OBJECTIVE -> List each line of the data that holds the string "this", please.

▼▼▼

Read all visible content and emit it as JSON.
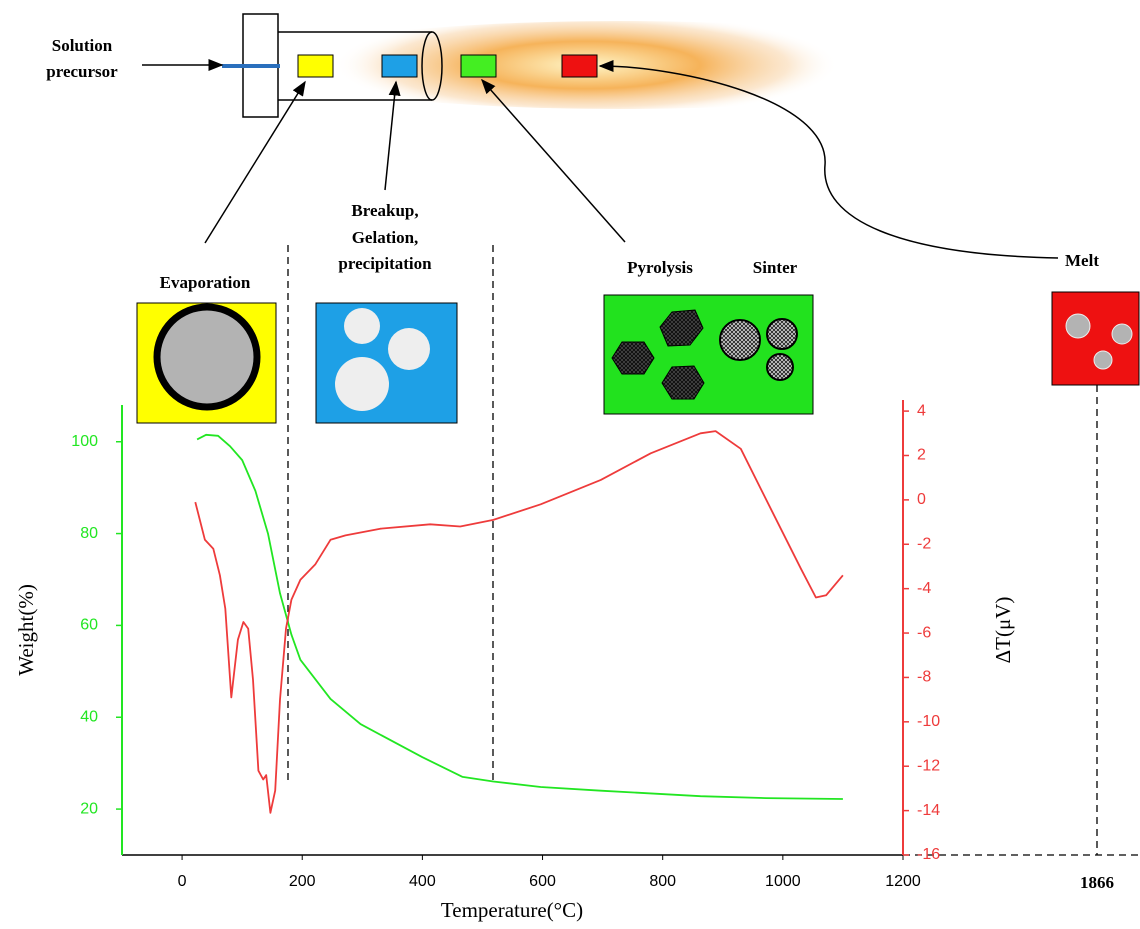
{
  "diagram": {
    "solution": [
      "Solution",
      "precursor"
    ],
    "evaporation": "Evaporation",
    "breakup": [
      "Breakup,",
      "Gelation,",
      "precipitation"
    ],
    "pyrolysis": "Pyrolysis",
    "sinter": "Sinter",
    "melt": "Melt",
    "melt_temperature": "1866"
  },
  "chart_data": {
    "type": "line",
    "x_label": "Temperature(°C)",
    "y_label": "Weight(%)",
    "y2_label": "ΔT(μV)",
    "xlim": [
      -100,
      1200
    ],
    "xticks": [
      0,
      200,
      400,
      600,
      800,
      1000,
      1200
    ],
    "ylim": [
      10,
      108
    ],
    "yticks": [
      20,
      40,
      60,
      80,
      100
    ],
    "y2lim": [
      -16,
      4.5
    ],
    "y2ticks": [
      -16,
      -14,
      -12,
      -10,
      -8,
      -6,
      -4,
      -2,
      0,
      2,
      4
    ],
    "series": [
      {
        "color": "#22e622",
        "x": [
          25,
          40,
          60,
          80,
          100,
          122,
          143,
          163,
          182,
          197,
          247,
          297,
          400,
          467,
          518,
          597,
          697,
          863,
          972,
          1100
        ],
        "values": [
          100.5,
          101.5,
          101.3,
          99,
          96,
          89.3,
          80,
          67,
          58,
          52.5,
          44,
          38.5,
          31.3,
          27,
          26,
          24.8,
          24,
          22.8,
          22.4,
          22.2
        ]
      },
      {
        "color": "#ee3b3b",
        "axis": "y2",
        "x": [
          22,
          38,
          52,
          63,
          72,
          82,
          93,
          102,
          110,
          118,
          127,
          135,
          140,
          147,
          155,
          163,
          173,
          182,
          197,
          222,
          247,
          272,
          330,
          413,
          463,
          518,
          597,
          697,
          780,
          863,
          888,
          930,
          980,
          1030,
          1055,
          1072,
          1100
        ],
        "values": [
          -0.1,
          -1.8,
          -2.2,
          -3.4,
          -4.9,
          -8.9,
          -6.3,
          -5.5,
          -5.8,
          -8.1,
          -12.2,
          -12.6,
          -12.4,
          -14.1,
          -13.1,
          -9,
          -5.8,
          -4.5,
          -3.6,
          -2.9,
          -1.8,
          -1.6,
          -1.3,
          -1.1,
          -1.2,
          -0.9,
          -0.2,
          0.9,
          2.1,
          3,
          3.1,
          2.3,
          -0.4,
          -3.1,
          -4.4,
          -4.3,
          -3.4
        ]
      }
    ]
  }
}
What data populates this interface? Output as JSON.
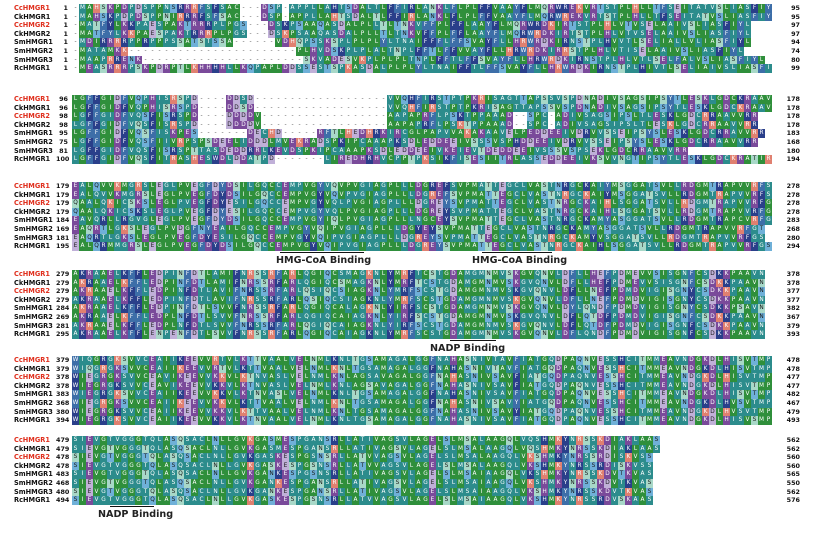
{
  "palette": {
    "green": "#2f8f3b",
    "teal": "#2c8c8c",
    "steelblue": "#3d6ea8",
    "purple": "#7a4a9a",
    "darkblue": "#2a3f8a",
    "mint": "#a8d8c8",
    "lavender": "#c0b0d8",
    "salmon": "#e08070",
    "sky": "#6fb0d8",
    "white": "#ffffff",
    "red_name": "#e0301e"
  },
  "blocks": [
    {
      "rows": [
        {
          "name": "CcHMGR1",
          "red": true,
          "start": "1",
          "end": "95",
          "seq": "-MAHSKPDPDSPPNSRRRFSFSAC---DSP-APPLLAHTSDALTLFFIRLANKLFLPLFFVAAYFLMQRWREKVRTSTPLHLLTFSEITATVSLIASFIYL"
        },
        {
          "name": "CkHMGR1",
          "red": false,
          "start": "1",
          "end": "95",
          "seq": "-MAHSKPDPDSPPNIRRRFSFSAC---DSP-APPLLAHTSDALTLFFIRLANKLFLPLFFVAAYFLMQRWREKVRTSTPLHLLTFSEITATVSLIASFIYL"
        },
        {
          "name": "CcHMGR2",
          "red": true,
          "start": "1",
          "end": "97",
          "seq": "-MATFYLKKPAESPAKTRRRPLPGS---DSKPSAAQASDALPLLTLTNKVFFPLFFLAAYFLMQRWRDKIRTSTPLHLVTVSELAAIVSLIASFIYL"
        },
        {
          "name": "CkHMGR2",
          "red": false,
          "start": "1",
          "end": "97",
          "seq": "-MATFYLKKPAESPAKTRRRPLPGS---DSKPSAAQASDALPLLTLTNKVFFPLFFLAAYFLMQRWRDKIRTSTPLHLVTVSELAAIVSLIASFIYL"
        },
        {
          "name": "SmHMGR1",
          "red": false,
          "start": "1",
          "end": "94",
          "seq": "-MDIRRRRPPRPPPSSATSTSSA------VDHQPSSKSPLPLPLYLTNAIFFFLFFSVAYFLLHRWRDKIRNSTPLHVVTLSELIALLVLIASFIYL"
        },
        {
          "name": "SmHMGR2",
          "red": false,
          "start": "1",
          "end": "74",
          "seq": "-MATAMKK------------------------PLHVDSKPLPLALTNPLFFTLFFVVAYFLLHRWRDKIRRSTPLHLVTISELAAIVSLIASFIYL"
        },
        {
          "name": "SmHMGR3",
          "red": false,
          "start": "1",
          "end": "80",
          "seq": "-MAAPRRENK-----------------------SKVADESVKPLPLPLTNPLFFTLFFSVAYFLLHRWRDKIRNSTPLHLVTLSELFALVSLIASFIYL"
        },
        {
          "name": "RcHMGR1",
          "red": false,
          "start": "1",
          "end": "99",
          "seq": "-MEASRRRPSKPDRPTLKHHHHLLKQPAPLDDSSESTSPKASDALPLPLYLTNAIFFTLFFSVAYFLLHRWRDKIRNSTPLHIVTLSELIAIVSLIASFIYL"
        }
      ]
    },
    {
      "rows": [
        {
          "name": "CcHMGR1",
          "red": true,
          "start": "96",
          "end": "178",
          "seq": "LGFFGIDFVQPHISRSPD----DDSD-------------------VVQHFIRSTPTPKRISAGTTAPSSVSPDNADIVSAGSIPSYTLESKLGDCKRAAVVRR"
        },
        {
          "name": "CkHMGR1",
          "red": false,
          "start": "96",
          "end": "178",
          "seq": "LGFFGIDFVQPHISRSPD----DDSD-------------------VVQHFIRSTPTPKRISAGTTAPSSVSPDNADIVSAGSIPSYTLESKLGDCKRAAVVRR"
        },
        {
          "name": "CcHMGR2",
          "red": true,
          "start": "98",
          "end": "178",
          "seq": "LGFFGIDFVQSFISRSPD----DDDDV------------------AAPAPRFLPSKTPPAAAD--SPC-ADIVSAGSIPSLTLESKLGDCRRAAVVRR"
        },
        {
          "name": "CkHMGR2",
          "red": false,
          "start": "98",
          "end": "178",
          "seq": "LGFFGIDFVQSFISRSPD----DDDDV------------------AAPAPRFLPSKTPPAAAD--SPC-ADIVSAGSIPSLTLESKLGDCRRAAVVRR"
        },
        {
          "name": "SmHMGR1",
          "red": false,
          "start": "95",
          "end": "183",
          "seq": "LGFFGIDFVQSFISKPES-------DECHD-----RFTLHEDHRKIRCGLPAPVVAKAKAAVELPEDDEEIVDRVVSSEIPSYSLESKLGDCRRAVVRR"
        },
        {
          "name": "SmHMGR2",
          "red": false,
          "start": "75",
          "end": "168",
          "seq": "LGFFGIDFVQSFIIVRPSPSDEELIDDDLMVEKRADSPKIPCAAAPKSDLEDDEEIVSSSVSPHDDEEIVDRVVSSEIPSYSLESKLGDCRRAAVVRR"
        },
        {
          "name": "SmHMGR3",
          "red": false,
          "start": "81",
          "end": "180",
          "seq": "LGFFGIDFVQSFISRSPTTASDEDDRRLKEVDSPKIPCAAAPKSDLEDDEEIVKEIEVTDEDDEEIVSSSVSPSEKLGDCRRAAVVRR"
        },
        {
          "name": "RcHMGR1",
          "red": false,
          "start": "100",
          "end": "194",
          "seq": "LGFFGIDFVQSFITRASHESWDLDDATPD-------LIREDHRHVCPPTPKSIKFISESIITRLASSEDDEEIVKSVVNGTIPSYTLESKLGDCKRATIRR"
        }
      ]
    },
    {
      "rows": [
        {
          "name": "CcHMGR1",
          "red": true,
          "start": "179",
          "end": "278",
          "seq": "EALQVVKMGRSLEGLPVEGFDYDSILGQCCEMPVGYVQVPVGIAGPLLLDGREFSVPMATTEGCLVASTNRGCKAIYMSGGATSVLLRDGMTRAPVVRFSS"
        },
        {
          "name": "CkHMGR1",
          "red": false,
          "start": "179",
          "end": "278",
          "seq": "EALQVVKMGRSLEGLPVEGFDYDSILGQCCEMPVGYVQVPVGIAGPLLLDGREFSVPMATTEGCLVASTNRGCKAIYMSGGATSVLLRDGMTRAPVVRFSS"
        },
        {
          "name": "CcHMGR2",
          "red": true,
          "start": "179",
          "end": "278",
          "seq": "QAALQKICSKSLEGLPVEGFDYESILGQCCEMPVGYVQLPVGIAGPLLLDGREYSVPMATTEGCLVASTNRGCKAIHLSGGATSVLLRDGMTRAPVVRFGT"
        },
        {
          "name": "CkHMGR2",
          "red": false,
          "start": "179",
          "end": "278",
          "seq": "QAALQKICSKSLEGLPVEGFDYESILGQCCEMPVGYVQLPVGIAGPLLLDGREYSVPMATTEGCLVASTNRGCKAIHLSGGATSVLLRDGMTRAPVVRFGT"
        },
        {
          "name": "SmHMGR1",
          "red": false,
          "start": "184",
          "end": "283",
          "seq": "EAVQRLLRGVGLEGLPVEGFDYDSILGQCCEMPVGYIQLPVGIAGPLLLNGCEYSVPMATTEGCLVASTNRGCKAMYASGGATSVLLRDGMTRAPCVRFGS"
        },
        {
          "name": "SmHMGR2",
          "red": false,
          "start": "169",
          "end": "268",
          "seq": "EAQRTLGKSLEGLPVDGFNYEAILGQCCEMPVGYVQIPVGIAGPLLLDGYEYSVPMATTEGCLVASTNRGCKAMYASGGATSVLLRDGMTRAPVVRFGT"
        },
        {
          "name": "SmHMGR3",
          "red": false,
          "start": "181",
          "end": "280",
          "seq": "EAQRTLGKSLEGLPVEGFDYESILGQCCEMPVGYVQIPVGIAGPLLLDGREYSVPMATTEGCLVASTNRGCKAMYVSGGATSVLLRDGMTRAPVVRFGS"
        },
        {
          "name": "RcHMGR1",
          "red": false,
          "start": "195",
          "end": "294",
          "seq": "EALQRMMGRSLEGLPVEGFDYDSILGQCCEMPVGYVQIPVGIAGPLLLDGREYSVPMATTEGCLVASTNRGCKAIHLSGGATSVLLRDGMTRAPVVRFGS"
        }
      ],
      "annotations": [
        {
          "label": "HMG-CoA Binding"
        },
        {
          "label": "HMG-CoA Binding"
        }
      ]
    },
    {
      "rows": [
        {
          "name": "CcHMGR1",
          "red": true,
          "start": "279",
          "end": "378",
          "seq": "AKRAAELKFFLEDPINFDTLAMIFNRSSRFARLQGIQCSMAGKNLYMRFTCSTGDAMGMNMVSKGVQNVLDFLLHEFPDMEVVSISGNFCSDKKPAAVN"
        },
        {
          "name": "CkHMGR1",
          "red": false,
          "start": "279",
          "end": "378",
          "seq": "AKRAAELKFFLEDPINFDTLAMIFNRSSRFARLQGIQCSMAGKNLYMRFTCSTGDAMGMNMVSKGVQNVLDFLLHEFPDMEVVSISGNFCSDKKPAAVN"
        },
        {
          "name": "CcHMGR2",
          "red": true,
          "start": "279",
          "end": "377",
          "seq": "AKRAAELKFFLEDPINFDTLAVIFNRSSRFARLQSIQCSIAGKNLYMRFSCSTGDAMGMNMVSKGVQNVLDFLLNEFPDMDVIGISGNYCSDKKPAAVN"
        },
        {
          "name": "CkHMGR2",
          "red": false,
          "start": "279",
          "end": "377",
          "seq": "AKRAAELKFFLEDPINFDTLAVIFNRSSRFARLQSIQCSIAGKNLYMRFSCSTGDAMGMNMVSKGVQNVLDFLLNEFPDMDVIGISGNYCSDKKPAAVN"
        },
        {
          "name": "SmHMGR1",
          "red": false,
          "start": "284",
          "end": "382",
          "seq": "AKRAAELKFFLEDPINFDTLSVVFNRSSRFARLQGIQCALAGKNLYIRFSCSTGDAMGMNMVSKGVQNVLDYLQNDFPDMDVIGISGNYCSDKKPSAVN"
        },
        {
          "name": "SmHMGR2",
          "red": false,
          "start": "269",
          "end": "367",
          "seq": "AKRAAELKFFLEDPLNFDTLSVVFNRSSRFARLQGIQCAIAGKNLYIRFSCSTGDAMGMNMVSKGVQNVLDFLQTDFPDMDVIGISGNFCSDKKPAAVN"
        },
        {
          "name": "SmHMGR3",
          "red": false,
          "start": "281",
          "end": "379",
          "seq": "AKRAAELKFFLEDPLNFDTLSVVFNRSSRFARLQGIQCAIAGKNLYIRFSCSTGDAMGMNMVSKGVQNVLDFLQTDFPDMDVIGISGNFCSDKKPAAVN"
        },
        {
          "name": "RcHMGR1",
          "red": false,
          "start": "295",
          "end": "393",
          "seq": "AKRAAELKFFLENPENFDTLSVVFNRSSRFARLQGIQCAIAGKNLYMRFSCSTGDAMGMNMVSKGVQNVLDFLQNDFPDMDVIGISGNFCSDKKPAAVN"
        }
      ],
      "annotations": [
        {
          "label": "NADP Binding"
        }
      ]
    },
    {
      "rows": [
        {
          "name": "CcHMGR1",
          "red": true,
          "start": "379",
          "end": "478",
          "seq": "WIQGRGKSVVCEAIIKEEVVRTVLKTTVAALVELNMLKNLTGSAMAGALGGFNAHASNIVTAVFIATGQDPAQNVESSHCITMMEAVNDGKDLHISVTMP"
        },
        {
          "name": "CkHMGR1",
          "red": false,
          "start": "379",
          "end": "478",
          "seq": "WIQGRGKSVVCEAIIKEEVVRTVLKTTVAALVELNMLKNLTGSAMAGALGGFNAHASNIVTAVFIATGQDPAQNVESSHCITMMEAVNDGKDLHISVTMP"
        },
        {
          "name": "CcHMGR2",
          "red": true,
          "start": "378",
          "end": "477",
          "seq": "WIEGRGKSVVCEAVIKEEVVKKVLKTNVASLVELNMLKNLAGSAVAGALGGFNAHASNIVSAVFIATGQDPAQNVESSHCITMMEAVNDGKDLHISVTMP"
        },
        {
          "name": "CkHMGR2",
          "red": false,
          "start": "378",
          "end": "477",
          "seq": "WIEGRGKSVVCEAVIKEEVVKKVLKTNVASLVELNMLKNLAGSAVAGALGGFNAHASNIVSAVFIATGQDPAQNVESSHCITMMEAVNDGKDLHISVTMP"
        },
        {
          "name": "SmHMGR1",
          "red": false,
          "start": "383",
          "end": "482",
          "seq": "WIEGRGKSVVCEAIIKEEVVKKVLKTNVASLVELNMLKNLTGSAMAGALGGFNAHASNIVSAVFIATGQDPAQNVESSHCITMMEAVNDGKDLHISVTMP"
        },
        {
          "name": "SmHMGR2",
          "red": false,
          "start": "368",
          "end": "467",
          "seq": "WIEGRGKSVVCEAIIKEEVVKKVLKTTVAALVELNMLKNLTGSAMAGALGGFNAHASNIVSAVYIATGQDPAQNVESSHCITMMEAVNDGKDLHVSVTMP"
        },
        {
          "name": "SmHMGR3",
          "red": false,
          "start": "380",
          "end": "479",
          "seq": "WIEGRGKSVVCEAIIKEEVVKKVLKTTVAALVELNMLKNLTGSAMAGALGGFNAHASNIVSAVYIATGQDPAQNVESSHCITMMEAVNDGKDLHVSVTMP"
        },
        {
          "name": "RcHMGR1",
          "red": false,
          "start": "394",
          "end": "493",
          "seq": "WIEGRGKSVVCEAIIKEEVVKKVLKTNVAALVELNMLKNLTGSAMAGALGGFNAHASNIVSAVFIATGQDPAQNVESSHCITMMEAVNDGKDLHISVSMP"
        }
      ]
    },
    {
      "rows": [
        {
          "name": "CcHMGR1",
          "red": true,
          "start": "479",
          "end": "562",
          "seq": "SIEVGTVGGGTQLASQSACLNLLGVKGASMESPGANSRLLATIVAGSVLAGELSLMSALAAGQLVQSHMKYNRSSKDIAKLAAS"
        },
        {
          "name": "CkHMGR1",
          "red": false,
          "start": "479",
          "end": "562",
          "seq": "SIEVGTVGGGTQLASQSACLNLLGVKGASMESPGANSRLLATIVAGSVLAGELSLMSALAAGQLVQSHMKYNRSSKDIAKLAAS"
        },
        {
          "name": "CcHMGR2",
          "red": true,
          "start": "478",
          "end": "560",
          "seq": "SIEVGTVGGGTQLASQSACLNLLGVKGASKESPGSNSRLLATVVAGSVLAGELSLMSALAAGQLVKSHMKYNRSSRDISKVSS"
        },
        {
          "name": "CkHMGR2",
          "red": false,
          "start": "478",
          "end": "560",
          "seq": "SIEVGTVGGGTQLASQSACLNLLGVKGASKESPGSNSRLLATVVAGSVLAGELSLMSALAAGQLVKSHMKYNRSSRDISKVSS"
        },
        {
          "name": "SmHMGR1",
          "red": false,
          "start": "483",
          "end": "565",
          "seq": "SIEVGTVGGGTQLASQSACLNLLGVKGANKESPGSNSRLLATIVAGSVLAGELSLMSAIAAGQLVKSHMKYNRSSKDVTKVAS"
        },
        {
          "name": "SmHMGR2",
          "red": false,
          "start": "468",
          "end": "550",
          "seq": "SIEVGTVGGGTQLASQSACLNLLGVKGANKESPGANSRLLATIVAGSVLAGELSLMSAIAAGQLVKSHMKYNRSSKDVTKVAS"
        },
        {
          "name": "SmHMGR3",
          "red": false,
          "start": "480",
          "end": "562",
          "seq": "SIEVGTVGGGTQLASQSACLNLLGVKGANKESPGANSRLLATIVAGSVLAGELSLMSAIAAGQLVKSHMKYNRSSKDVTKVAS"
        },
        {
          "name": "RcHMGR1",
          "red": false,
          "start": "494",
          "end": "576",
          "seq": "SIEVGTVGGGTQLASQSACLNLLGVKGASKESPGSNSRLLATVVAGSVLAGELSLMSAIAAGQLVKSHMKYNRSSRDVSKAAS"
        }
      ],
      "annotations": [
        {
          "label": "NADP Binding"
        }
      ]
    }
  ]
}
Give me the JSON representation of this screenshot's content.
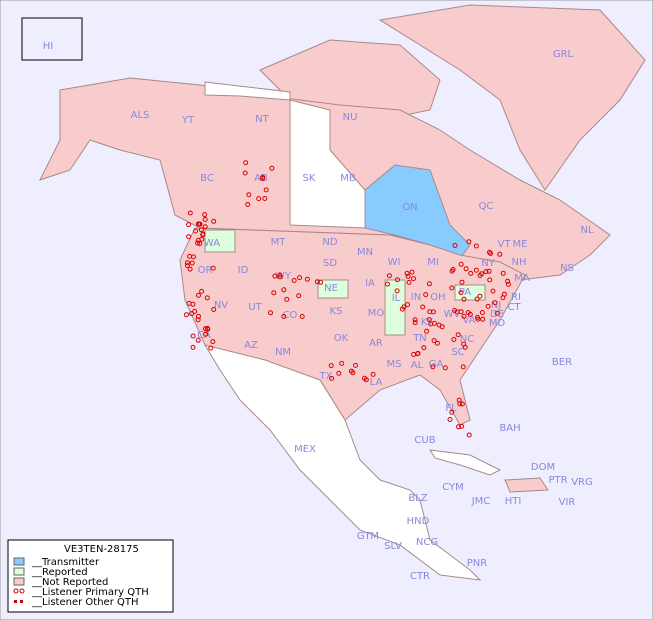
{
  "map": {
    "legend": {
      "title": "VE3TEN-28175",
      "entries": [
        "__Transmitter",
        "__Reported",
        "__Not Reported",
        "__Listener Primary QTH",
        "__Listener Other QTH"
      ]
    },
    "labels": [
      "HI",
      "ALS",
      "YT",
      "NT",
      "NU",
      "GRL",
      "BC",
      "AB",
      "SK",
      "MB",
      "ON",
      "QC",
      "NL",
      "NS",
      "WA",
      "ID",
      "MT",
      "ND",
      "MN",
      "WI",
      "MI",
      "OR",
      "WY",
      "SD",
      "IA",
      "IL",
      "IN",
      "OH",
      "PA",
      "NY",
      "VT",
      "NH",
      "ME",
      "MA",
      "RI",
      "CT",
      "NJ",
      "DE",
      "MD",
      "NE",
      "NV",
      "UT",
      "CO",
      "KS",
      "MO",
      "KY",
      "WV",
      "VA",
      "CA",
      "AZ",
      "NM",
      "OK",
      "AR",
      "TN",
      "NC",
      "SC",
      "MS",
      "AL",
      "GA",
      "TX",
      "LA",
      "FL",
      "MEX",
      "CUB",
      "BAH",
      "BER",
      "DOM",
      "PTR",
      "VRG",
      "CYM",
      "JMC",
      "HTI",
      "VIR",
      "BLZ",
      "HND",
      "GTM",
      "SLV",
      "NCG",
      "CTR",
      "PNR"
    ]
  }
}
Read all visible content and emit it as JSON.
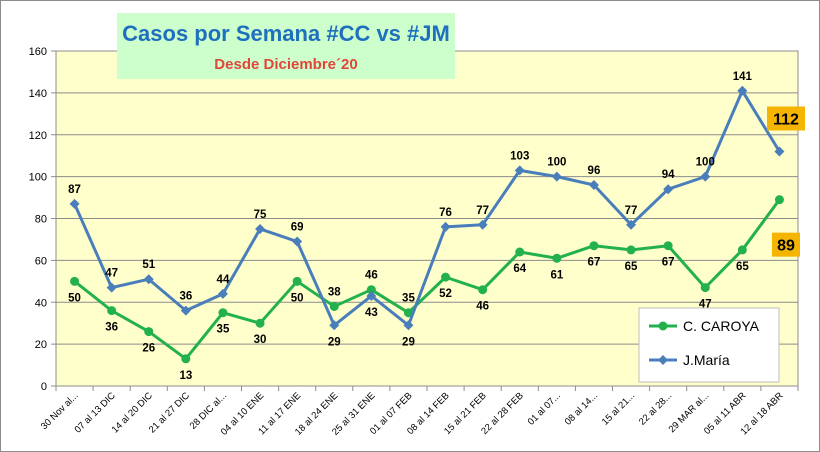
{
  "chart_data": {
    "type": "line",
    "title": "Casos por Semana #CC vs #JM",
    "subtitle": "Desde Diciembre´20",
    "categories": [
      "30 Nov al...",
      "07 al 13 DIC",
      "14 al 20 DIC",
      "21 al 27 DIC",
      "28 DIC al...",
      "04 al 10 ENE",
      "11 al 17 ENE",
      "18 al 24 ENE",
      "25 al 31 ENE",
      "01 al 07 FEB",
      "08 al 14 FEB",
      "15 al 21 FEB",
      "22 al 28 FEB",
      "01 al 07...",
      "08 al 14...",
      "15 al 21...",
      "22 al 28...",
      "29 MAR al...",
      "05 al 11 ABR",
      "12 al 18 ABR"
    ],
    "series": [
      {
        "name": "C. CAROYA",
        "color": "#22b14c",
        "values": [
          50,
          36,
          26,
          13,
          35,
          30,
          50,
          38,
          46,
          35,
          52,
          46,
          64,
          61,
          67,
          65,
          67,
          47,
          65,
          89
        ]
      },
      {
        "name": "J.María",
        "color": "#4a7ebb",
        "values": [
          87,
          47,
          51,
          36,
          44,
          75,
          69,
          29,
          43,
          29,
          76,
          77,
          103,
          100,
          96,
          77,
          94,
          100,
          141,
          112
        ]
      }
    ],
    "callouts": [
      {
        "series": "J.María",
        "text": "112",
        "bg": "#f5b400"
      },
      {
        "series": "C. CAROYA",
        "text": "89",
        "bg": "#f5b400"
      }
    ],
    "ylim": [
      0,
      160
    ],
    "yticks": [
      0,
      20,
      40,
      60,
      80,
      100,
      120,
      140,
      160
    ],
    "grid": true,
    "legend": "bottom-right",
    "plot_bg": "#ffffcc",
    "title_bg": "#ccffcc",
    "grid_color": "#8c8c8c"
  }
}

▲▲▲

REPLY ->
What data populates this interface? Output as JSON.
Give me the JSON representation of this screenshot's content.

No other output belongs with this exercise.